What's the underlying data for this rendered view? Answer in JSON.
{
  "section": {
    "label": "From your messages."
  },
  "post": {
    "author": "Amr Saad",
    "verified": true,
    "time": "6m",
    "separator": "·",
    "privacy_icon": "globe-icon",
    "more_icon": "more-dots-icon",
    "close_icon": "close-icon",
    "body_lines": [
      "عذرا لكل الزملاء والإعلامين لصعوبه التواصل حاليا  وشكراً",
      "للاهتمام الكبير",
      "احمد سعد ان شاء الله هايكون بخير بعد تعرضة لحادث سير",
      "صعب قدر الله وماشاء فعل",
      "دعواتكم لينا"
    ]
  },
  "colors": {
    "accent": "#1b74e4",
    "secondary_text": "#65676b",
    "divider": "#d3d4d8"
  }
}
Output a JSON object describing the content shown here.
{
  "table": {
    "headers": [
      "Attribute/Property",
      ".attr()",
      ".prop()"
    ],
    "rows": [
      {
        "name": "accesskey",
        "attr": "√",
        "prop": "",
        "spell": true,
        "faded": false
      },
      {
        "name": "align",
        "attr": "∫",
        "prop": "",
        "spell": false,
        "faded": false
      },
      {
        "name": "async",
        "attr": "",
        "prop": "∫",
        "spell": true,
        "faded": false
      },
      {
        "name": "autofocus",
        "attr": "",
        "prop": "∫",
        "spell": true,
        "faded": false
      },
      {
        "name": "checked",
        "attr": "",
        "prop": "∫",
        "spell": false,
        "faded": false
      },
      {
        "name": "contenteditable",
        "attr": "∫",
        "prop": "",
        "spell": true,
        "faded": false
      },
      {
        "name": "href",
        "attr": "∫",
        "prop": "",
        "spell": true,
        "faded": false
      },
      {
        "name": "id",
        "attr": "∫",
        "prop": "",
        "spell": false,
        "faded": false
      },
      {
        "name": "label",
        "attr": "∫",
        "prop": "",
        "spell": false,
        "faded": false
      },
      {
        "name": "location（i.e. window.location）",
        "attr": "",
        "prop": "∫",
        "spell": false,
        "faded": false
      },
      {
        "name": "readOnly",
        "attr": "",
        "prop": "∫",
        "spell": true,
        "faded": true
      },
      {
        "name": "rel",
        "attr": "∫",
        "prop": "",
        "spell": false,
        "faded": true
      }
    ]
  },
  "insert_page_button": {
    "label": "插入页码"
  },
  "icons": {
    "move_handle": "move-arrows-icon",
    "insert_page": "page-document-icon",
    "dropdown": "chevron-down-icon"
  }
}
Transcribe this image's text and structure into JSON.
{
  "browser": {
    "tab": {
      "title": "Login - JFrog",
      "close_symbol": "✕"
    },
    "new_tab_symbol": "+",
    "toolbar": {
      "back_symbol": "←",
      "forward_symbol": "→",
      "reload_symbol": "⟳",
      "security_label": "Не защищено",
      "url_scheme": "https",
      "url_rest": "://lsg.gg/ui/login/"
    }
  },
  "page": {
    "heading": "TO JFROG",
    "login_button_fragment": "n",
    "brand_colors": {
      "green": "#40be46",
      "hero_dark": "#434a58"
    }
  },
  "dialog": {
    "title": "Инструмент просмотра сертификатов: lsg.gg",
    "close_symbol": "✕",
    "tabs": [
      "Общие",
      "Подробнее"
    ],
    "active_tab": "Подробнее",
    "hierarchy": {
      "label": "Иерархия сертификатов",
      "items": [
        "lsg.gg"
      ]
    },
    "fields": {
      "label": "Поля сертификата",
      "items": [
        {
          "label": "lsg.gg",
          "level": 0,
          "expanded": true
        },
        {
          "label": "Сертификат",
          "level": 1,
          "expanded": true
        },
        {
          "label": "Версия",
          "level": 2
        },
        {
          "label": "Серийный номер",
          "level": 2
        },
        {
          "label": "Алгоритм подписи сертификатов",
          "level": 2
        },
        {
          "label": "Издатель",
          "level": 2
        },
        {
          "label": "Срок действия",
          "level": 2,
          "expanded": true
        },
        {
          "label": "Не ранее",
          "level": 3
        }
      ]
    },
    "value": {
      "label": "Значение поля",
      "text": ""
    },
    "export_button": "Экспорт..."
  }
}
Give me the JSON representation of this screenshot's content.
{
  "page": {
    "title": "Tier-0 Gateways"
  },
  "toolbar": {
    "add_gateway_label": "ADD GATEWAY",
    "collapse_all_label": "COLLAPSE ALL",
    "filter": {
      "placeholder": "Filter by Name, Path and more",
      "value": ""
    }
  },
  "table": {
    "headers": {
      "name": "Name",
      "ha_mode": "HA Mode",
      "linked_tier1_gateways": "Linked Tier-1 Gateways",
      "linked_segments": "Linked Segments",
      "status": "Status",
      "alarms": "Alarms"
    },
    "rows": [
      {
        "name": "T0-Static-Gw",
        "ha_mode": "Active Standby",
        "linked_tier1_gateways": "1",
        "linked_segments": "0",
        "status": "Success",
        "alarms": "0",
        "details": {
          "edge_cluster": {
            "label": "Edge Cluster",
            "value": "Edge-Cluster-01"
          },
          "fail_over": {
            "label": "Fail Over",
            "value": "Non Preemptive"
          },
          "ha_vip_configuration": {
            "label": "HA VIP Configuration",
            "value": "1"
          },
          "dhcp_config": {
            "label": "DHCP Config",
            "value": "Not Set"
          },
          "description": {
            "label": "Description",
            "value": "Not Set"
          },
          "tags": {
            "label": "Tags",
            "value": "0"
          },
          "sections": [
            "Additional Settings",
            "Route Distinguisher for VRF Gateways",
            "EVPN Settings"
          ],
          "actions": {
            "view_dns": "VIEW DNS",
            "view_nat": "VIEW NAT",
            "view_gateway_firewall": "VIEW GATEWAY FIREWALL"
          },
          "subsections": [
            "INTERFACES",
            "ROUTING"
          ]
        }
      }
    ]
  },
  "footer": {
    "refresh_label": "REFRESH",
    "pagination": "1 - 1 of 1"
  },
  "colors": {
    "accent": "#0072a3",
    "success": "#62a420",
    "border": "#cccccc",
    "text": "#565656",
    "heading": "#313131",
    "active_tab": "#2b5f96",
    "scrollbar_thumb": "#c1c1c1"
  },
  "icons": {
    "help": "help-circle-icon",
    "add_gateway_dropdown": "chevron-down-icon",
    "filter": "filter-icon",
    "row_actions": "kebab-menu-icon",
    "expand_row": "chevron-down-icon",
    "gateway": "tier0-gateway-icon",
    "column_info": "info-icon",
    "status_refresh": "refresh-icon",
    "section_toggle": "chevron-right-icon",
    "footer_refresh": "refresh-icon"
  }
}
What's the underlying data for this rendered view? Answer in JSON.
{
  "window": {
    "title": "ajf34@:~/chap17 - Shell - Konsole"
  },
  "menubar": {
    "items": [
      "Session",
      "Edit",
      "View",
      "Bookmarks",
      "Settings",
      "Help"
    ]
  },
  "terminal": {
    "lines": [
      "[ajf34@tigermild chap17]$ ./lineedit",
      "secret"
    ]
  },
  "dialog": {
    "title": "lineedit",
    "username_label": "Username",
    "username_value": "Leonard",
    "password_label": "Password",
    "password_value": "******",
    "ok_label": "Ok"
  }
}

┄┄┄┄┄┄┄┄┄┄┄┄┄┄┄┄┄┄┄┄

» **Required task**: Reproduce the complete data exactly as presented above.

» **The reply**:
What's the underlying data for this rendered view? Answer in JSON.
{
  "section": {
    "label": "From your messages."
  },
  "post": {
    "author": "Amr Saad",
    "verified": true,
    "time": "6m",
    "separator": "·",
    "privacy_icon": "globe-icon",
    "more_icon": "more-dots-icon",
    "close_icon": "close-icon",
    "body_lines": [
      "عذرا لكل الزملاء والإعلامين لصعوبه التواصل حاليا  وشكراً",
      "للاهتمام الكبير",
      "احمد سعد ان شاء الله هايكون بخير بعد تعرضة لحادث سير",
      "صعب قدر الله وماشاء فعل",
      "دعواتكم لينا"
    ]
  },
  "colors": {
    "accent": "#1b74e4",
    "secondary_text": "#65676b",
    "divider": "#d3d4d8"
  }
}
Output a JSON object describing the content shown here.
{
  "table": {
    "headers": [
      "Attribute/Property",
      ".attr()",
      ".prop()"
    ],
    "rows": [
      {
        "name": "accesskey",
        "attr": "√",
        "prop": "",
        "spell": true,
        "faded": false
      },
      {
        "name": "align",
        "attr": "∫",
        "prop": "",
        "spell": false,
        "faded": false
      },
      {
        "name": "async",
        "attr": "",
        "prop": "∫",
        "spell": true,
        "faded": false
      },
      {
        "name": "autofocus",
        "attr": "",
        "prop": "∫",
        "spell": true,
        "faded": false
      },
      {
        "name": "checked",
        "attr": "",
        "prop": "∫",
        "spell": false,
        "faded": false
      },
      {
        "name": "contenteditable",
        "attr": "∫",
        "prop": "",
        "spell": true,
        "faded": false
      },
      {
        "name": "href",
        "attr": "∫",
        "prop": "",
        "spell": true,
        "faded": false
      },
      {
        "name": "id",
        "attr": "∫",
        "prop": "",
        "spell": false,
        "faded": false
      },
      {
        "name": "label",
        "attr": "∫",
        "prop": "",
        "spell": false,
        "faded": false
      },
      {
        "name": "location（i.e. window.location）",
        "attr": "",
        "prop": "∫",
        "spell": false,
        "faded": false
      },
      {
        "name": "readOnly",
        "attr": "",
        "prop": "∫",
        "spell": true,
        "faded": true
      },
      {
        "name": "rel",
        "attr": "∫",
        "prop": "",
        "spell": false,
        "faded": true
      }
    ]
  },
  "insert_page_button": {
    "label": "插入页码"
  },
  "icons": {
    "move_handle": "move-arrows-icon",
    "insert_page": "page-document-icon",
    "dropdown": "chevron-down-icon"
  }
}
Transcribe this image's text and structure into JSON.
{
  "browser": {
    "tab": {
      "title": "Login - JFrog",
      "close_symbol": "✕"
    },
    "new_tab_symbol": "+",
    "toolbar": {
      "back_symbol": "←",
      "forward_symbol": "→",
      "reload_symbol": "⟳",
      "security_label": "Не защищено",
      "url_scheme": "https",
      "url_rest": "://lsg.gg/ui/login/"
    }
  },
  "page": {
    "heading": "TO JFROG",
    "login_button_fragment": "n",
    "brand_colors": {
      "green": "#40be46",
      "hero_dark": "#434a58"
    }
  },
  "dialog": {
    "title": "Инструмент просмотра сертификатов: lsg.gg",
    "close_symbol": "✕",
    "tabs": [
      "Общие",
      "Подробнее"
    ],
    "active_tab": "Подробнее",
    "hierarchy": {
      "label": "Иерархия сертификатов",
      "items": [
        "lsg.gg"
      ]
    },
    "fields": {
      "label": "Поля сертификата",
      "items": [
        {
          "label": "lsg.gg",
          "level": 0,
          "expanded": true
        },
        {
          "label": "Сертификат",
          "level": 1,
          "expanded": true
        },
        {
          "label": "Версия",
          "level": 2
        },
        {
          "label": "Серийный номер",
          "level": 2
        },
        {
          "label": "Алгоритм подписи сертификатов",
          "level": 2
        },
        {
          "label": "Издатель",
          "level": 2
        },
        {
          "label": "Срок действия",
          "level": 2,
          "expanded": true
        },
        {
          "label": "Не ранее",
          "level": 3
        }
      ]
    },
    "value": {
      "label": "Значение поля",
      "text": ""
    },
    "export_button": "Экспорт..."
  }
}
Give me the JSON representation of this screenshot's content.
{
  "page": {
    "title": "Tier-0 Gateways"
  },
  "toolbar": {
    "add_gateway_label": "ADD GATEWAY",
    "collapse_all_label": "COLLAPSE ALL",
    "filter": {
      "placeholder": "Filter by Name, Path and more",
      "value": ""
    }
  },
  "table": {
    "headers": {
      "name": "Name",
      "ha_mode": "HA Mode",
      "linked_tier1_gateways": "Linked Tier-1 Gateways",
      "linked_segments": "Linked Segments",
      "status": "Status",
      "alarms": "Alarms"
    },
    "rows": [
      {
        "name": "T0-Static-Gw",
        "ha_mode": "Active Standby",
        "linked_tier1_gateways": "1",
        "linked_segments": "0",
        "status": "Success",
        "alarms": "0",
        "details": {
          "edge_cluster": {
            "label": "Edge Cluster",
            "value": "Edge-Cluster-01"
          },
          "fail_over": {
            "label": "Fail Over",
            "value": "Non Preemptive"
          },
          "ha_vip_configuration": {
            "label": "HA VIP Configuration",
            "value": "1"
          },
          "dhcp_config": {
            "label": "DHCP Config",
            "value": "Not Set"
          },
          "description": {
            "label": "Description",
            "value": "Not Set"
          },
          "tags": {
            "label": "Tags",
            "value": "0"
          },
          "sections": [
            "Additional Settings",
            "Route Distinguisher for VRF Gateways",
            "EVPN Settings"
          ],
          "actions": {
            "view_dns": "VIEW DNS",
            "view_nat": "VIEW NAT",
            "view_gateway_firewall": "VIEW GATEWAY FIREWALL"
          },
          "subsections": [
            "INTERFACES",
            "ROUTING"
          ]
        }
      }
    ]
  },
  "footer": {
    "refresh_label": "REFRESH",
    "pagination": "1 - 1 of 1"
  },
  "colors": {
    "accent": "#0072a3",
    "success": "#62a420",
    "border": "#cccccc",
    "text": "#565656",
    "heading": "#313131",
    "active_tab": "#2b5f96",
    "scrollbar_thumb": "#c1c1c1"
  },
  "icons": {
    "help": "help-circle-icon",
    "add_gateway_dropdown": "chevron-down-icon",
    "filter": "filter-icon",
    "row_actions": "kebab-menu-icon",
    "expand_row": "chevron-down-icon",
    "gateway": "tier0-gateway-icon",
    "column_info": "info-icon",
    "status_refresh": "refresh-icon",
    "section_toggle": "chevron-right-icon",
    "footer_refresh": "refresh-icon"
  }
}
What's the underlying data for this rendered view? Answer in JSON.
{
  "window": {
    "title": "ajf34@:~/chap17 - Shell - Konsole"
  },
  "menubar": {
    "items": [
      "Session",
      "Edit",
      "View",
      "Bookmarks",
      "Settings",
      "Help"
    ]
  },
  "terminal": {
    "lines": [
      "[ajf34@tigermild chap17]$ ./lineedit",
      "secret"
    ]
  },
  "dialog": {
    "title": "lineedit",
    "username_label": "Username",
    "username_value": "Leonard",
    "password_label": "Password",
    "password_value": "******",
    "ok_label": "Ok"
  }
}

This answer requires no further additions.